■ JOB: For each line that holds "петли", copy the line out.

■ TASK INPUTS:
%%

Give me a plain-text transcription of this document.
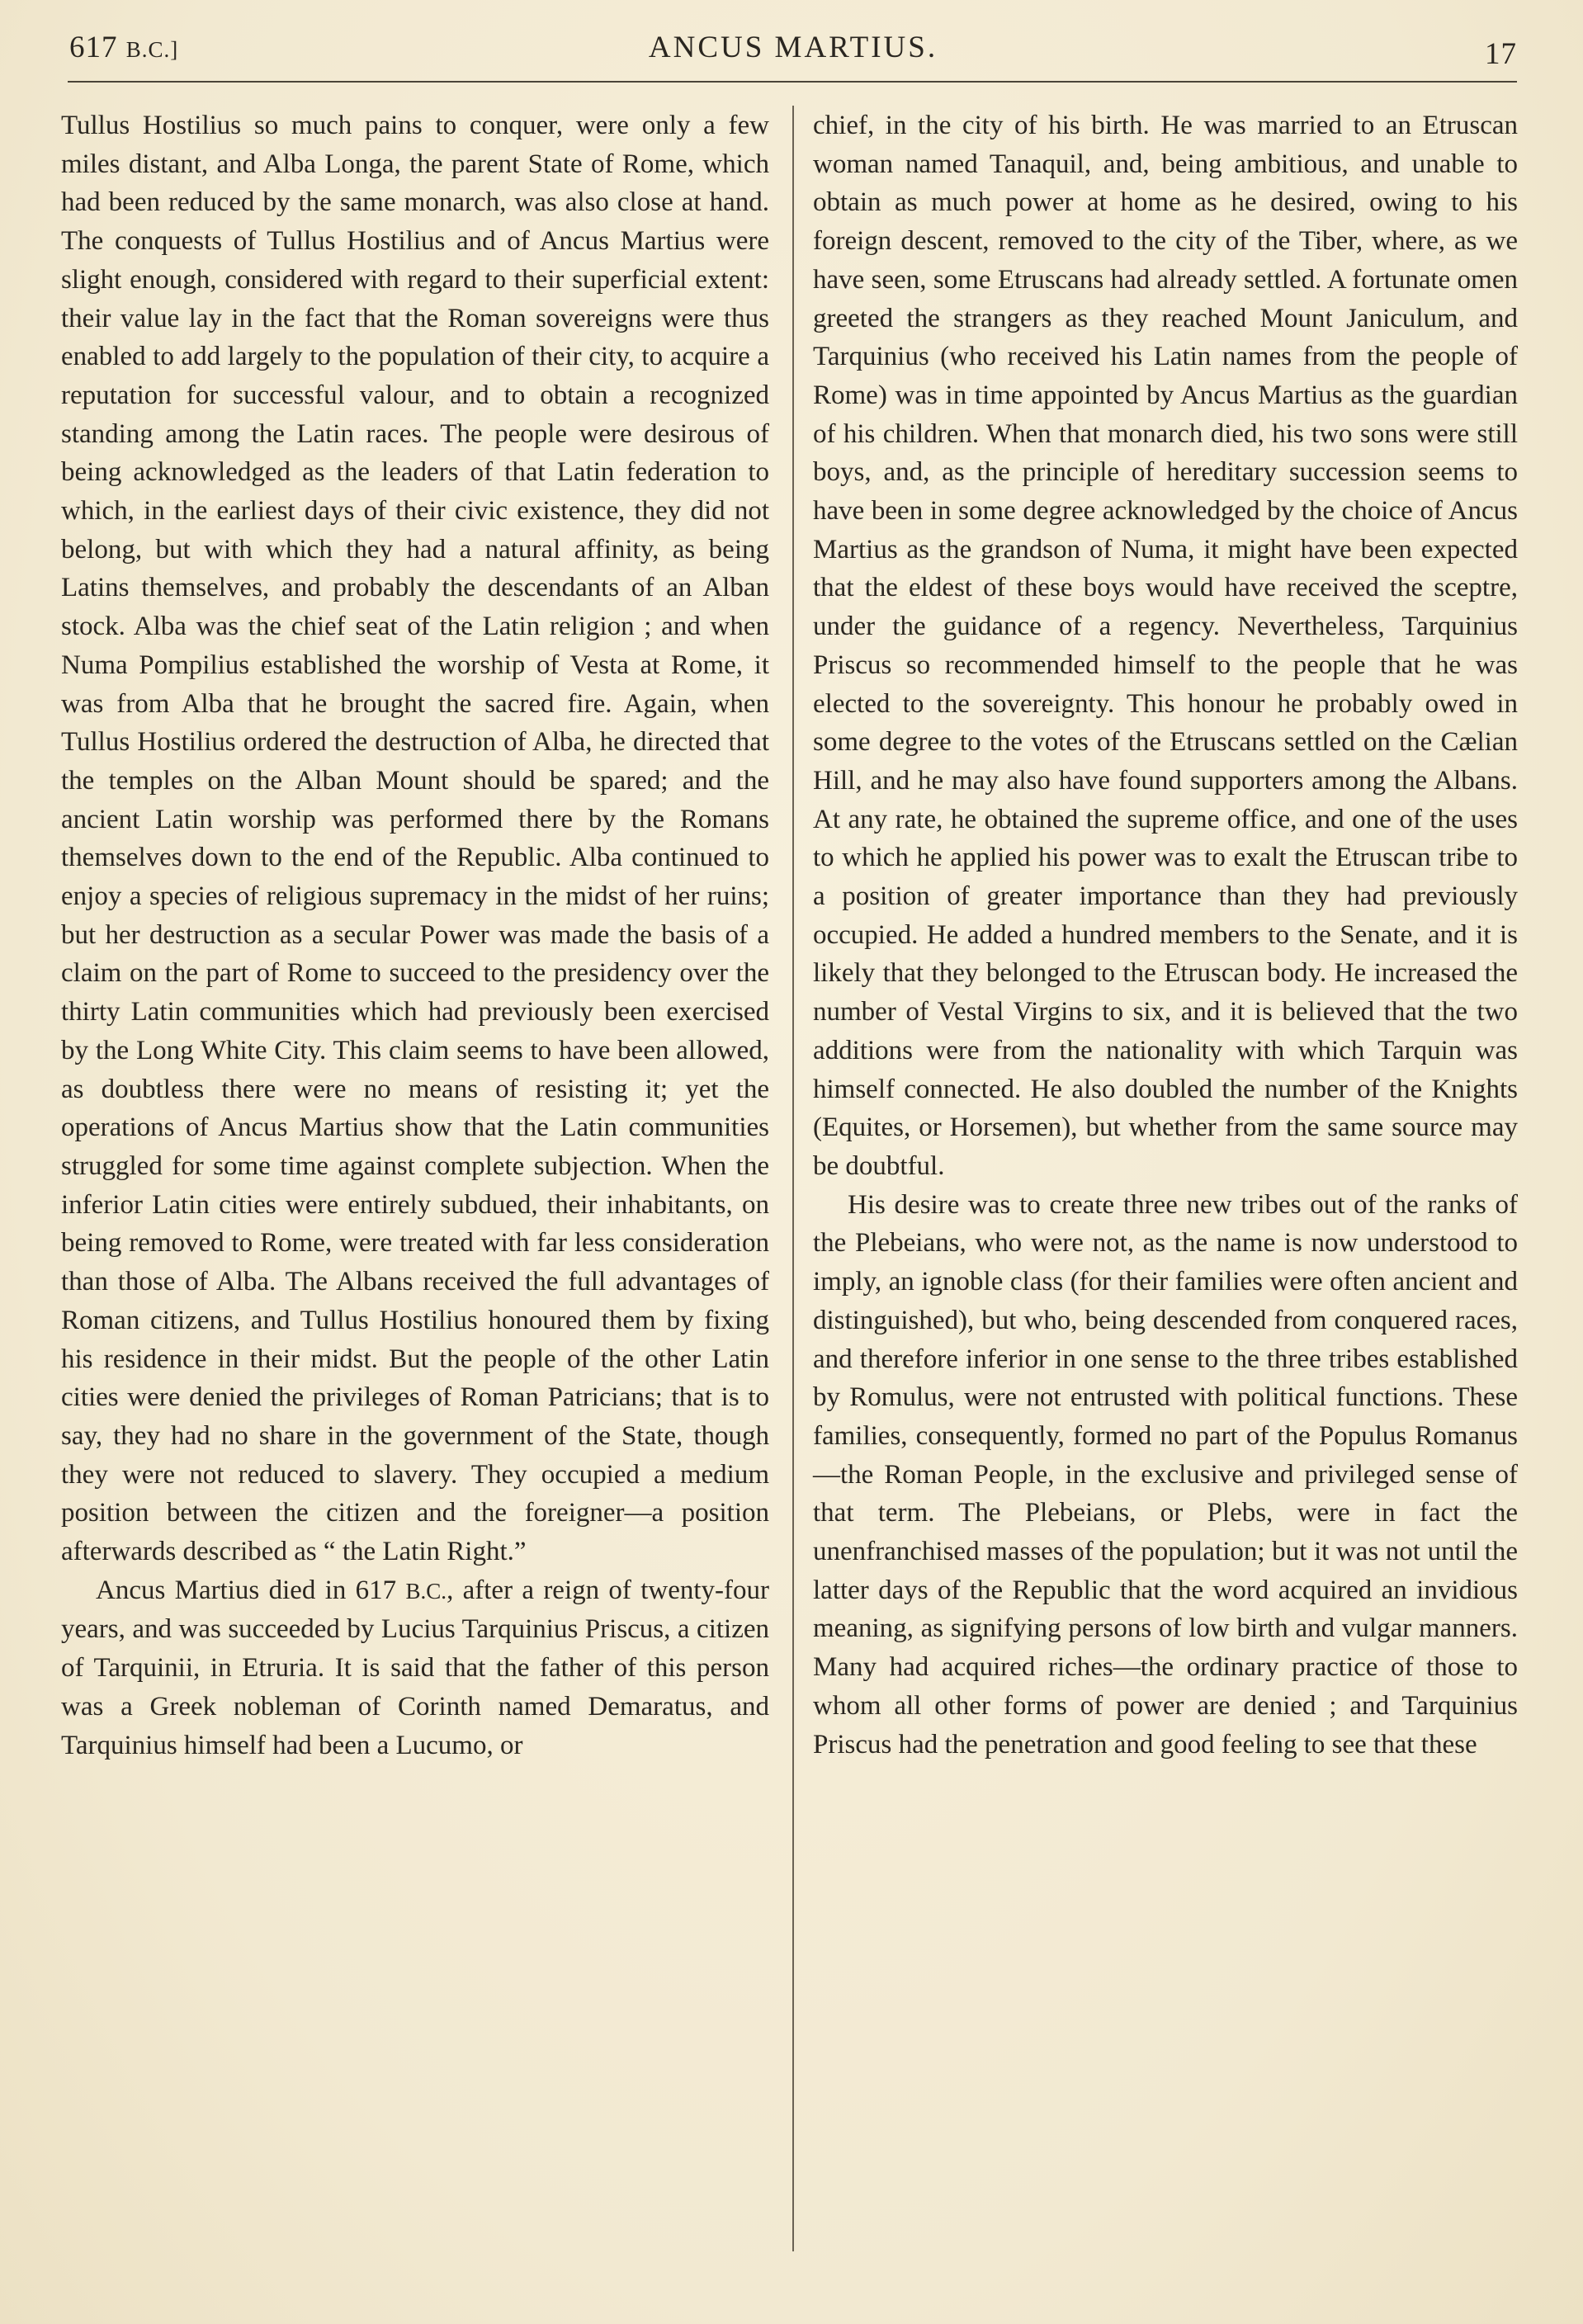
617 B.C.]	ANCUS MARTIUS.	17

Tullus Hostilius so much pains to conquer, were only a few miles distant, and Alba Longa, the parent State of Rome, which had been reduced by the same monarch, was also close at hand. The conquests of Tullus Hostilius and of Ancus Martius were slight enough, considered with regard to their superficial extent: their value lay in the fact that the Roman sovereigns were thus enabled to add largely to the population of their city, to acquire a reputation for successful valour, and to obtain a recognized standing among the Latin races. The people were desirous of being acknowledged as the leaders of that Latin federation to which, in the earliest days of their civic existence, they did not belong, but with which they had a natural affinity, as being Latins themselves, and probably the descendants of an Alban stock. Alba was the chief seat of the Latin religion ; and when Numa Pompilius established the worship of Vesta at Rome, it was from Alba that he brought the sacred fire. Again, when Tullus Hostilius ordered the destruction of Alba, he directed that the temples on the Alban Mount should be spared; and the ancient Latin worship was performed there by the Romans themselves down to the end of the Republic. Alba continued to enjoy a species of religious supremacy in the midst of her ruins; but her destruction as a secular Power was made the basis of a claim on the part of Rome to succeed to the presidency over the thirty Latin communities which had previously been exercised by the Long White City. This claim seems to have been allowed, as doubtless there were no means of resisting it; yet the operations of Ancus Martius show that the Latin communities struggled for some time against complete subjection. When the inferior Latin cities were entirely subdued, their inhabitants, on being removed to Rome, were treated with far less consideration than those of Alba. The Albans received the full advantages of Roman citizens, and Tullus Hostilius honoured them by fixing his residence in their midst. But the people of the other Latin cities were denied the privileges of Roman Patricians; that is to say, they had no share in the government of the State, though they were not reduced to slavery. They occupied a medium position between the citizen and the foreigner—a position afterwards described as “ the Latin Right.”

Ancus Martius died in 617 B.C., after a reign of twenty-four years, and was succeeded by Lucius Tarquinius Priscus, a citizen of Tarquinii, in Etruria. It is said that the father of this person was a Greek nobleman of Corinth named Demaratus, and Tarquinius himself had been a Lucumo, or

chief, in the city of his birth. He was married to an Etruscan woman named Tanaquil, and, being ambitious, and unable to obtain as much power at home as he desired, owing to his foreign descent, removed to the city of the Tiber, where, as we have seen, some Etruscans had already settled. A fortunate omen greeted the strangers as they reached Mount Janiculum, and Tarquinius (who received his Latin names from the people of Rome) was in time appointed by Ancus Martius as the guardian of his children. When that monarch died, his two sons were still boys, and, as the principle of hereditary succession seems to have been in some degree acknowledged by the choice of Ancus Martius as the grandson of Numa, it might have been expected that the eldest of these boys would have received the sceptre, under the guidance of a regency. Nevertheless, Tarquinius Priscus so recommended himself to the people that he was elected to the sovereignty. This honour he probably owed in some degree to the votes of the Etruscans settled on the Cælian Hill, and he may also have found supporters among the Albans. At any rate, he obtained the supreme office, and one of the uses to which he applied his power was to exalt the Etruscan tribe to a position of greater importance than they had previously occupied. He added a hundred members to the Senate, and it is likely that they belonged to the Etruscan body. He increased the number of Vestal Virgins to six, and it is believed that the two additions were from the nationality with which Tarquin was himself connected. He also doubled the number of the Knights (Equites, or Horsemen), but whether from the same source may be doubtful.

His desire was to create three new tribes out of the ranks of the Plebeians, who were not, as the name is now understood to imply, an ignoble class (for their families were often ancient and distinguished), but who, being descended from conquered races, and therefore inferior in one sense to the three tribes established by Romulus, were not entrusted with political functions. These families, consequently, formed no part of the Populus Romanus—the Roman People, in the exclusive and privileged sense of that term. The Plebeians, or Plebs, were in fact the unenfranchised masses of the population; but it was not until the latter days of the Republic that the word acquired an invidious meaning, as signifying persons of low birth and vulgar manners. Many had acquired riches—the ordinary practice of those to whom all other forms of power are denied ; and Tarquinius Priscus had the penetration and good feeling to see that these
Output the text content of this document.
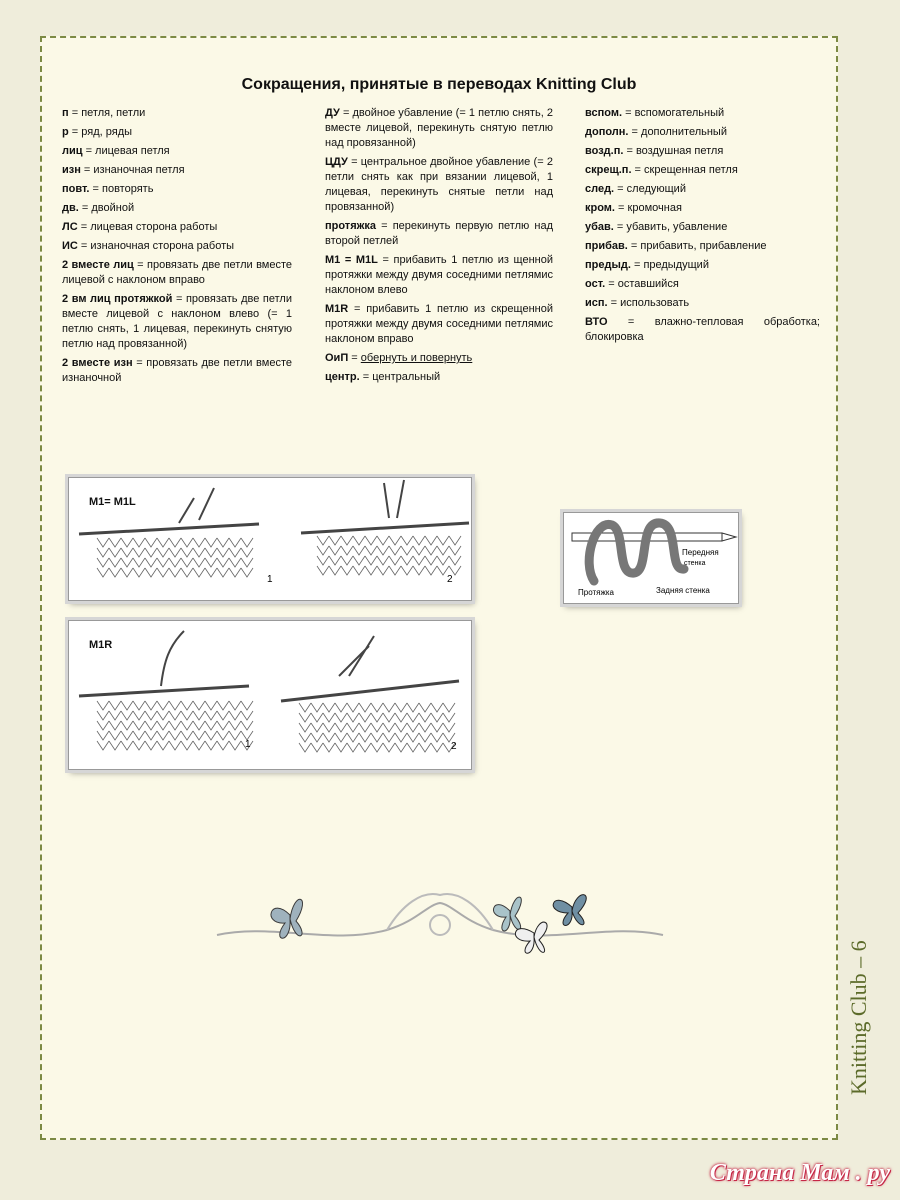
Сокращения, принятые в переводах Knitting Club
п = петля, петли
р = ряд, ряды
лиц = лицевая петля
изн = изнаночная петля
повт. = повторять
дв. = двойной
ЛС = лицевая сторона работы
ИС = изнаночная сторона работы
2 вместе лиц = провязать две петли вместе лицевой с наклоном вправо
2 вм лиц протяжкой = провязать две петли вместе лицевой с наклоном влево (= 1 петлю снять, 1 лицевая, перекинуть снятую петлю над провязанной)
2 вместе изн = провязать две петли вместе изнаночной
ДУ = двойное убавление (= 1 петлю снять, 2 вместе лицевой, перекинуть снятую петлю над провязанной)
ЦДУ = центральное двойное убавление (= 2 петли снять как при вязании лицевой, 1 лицевая, перекинуть снятые петли над провязанной)
протяжка = перекинуть первую петлю над второй петлей
М1 = M1L = прибавить 1 петлю из щенной протяжки между двумя соседними петлямис наклоном влево
M1R = прибавить 1 петлю из скрещенной протяжки между двумя соседними петлямис наклоном вправо
ОиП = обернуть и повернуть
центр. = центральный
вспом. = вспомогательный
дополн. = дополнительный
возд.п. = воздушная петля
скрещ.п. = скрещенная петля
след. = следующий
кром. = кромочная
убав. = убавить, убавление
прибав. = прибавить, прибавление
предыд. = предыдущий
ост. = оставшийся
исп. = использовать
ВТО = влажно-тепловая обработка; блокировка
M1= M1L
1	2
M1R
1	2
Передняя
стенка
Протяжка	Задняя стенка
Knitting Club – 6
Страна Мам . ру
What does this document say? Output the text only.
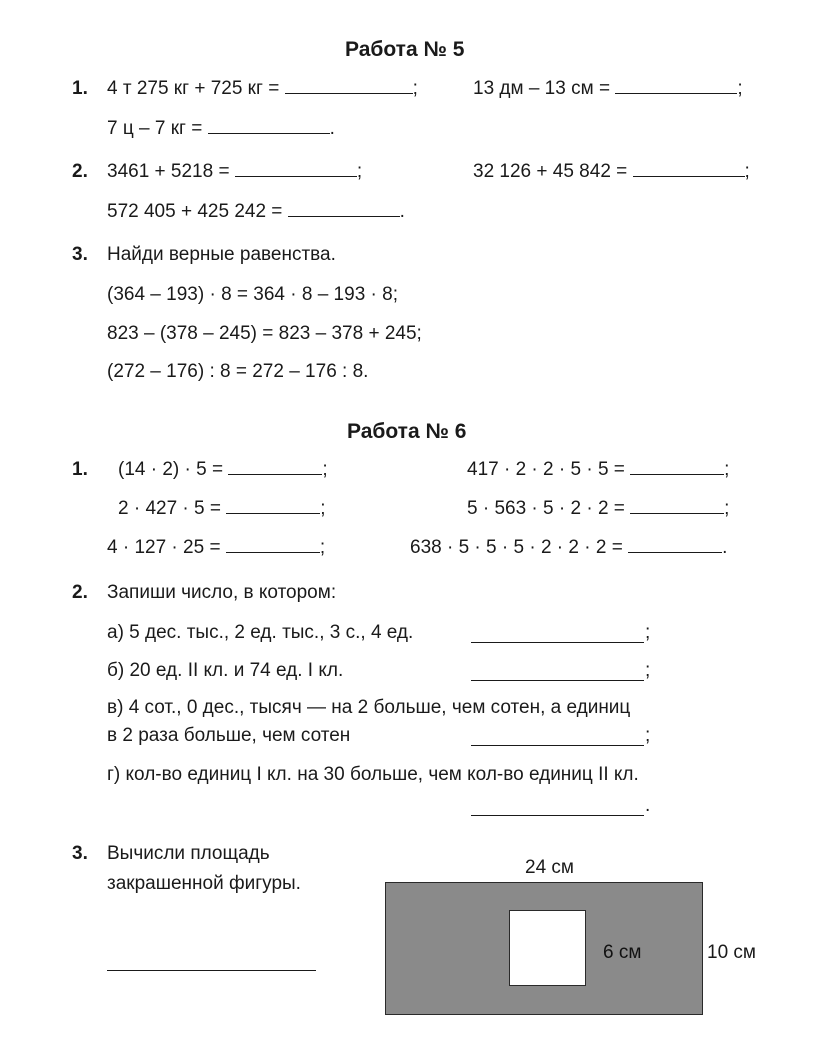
Работа № 5
1. 4 т 275 кг + 725 кг =	;	13 дм – 13 см =	;
7 ц – 7 кг =	.
2. 3461 + 5218 =	;	32 126 + 45 842 =	;
572 405 + 425 242 =	.
3. Найди верные равенства.
(364 – 193) · 8 = 364 · 8 – 193 · 8;
823 – (378 – 245) = 823 – 378 + 245;
(272 – 176) : 8 = 272 – 176 : 8.
Работа № 6
1. (14 · 2) · 5 =	;	417 · 2 · 2 · 5 · 5 =	;
2 · 427 · 5 =	;	5 · 563 · 5 · 2 · 2 =	;
4 · 127 · 25 =	;	638 · 5 · 5 · 5 · 2 · 2 · 2 =	.
2. Запиши число, в котором:
а) 5 дес. тыс., 2 ед. тыс., 3 с., 4 ед.	;
б) 20 ед. II кл. и 74 ед. I кл.	;
в) 4 сот., 0 дес., тысяч — на 2 больше, чем сотен, а единиц
в 2 раза больше, чем сотен	;
г) кол-во единиц I кл. на 30 больше, чем кол-во единиц II кл.
.
3. Вычисли площадь
закрашенной фигуры.
24 см
6 см	10 см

%%

■ THE COMPLETED TASK:
п = петля, петли
2 вместе лиц = провязать две петли вместе лицевой с наклоном вправо
2 вм лиц протяжкой = провязать две петли вместе лицевой с наклоном влево (= 1 петлю снять, 1 лицевая, перекинуть снятую петлю над провязанной)
2 вместе изн = провязать две петли вместе изнаночной
ЦДУ = центральное двойное убавление (= 2 петли снять как при вязании лицевой, 1 лицевая, перекинуть снятые петли над провязанной)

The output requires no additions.